[Start Data entries]
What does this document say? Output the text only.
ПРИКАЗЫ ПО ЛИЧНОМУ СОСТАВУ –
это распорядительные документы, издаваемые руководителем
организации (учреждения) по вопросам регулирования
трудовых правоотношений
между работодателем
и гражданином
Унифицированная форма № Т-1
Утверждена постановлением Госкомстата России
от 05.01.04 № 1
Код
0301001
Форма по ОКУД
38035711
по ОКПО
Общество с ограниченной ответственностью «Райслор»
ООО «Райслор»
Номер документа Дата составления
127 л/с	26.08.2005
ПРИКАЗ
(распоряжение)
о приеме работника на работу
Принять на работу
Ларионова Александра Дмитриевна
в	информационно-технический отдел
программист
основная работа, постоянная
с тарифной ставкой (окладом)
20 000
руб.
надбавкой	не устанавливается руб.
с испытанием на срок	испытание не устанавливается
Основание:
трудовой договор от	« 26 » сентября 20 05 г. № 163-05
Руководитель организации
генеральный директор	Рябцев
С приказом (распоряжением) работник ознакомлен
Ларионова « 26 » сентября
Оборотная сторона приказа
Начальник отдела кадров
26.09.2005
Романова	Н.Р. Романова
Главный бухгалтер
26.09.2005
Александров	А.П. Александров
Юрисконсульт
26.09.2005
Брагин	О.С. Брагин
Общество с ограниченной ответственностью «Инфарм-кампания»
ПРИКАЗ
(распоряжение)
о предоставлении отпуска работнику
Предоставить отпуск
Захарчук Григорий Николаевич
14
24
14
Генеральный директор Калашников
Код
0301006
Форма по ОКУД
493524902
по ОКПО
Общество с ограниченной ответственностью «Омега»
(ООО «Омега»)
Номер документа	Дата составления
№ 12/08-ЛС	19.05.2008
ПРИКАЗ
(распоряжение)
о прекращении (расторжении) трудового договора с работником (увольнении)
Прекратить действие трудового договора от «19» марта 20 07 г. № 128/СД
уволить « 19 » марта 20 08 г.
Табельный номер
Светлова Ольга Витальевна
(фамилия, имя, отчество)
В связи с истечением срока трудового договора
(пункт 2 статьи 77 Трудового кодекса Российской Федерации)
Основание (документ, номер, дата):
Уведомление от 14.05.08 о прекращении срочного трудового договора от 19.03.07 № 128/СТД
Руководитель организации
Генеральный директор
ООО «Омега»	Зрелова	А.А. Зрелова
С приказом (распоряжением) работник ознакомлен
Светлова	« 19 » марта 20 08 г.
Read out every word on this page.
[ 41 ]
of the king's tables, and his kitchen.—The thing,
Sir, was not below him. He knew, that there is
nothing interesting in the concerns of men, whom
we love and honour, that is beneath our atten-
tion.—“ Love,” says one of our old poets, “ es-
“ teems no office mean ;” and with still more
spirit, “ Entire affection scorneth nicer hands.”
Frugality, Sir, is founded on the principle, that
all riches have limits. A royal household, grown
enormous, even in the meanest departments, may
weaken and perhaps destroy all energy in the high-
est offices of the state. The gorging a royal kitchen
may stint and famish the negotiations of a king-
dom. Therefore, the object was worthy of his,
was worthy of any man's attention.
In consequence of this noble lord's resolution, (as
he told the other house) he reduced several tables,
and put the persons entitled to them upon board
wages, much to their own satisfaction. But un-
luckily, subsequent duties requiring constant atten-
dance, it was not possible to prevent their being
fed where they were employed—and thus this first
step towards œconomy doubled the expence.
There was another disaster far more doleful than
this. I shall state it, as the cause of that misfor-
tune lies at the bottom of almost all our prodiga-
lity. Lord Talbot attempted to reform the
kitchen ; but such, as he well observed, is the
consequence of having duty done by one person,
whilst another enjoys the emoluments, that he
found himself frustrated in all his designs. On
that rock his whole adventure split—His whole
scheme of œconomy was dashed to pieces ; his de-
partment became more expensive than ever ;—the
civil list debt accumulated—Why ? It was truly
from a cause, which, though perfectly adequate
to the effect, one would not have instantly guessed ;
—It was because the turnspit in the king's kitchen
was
[End Data entries]
Requirement — Pick each line holding the word "king" out of the listing.

Problem solution —
of the king's tables, and his kitchen.—The thing,
may stint and famish the negotiations of a king-
—It was because the turnspit in the king's kitchen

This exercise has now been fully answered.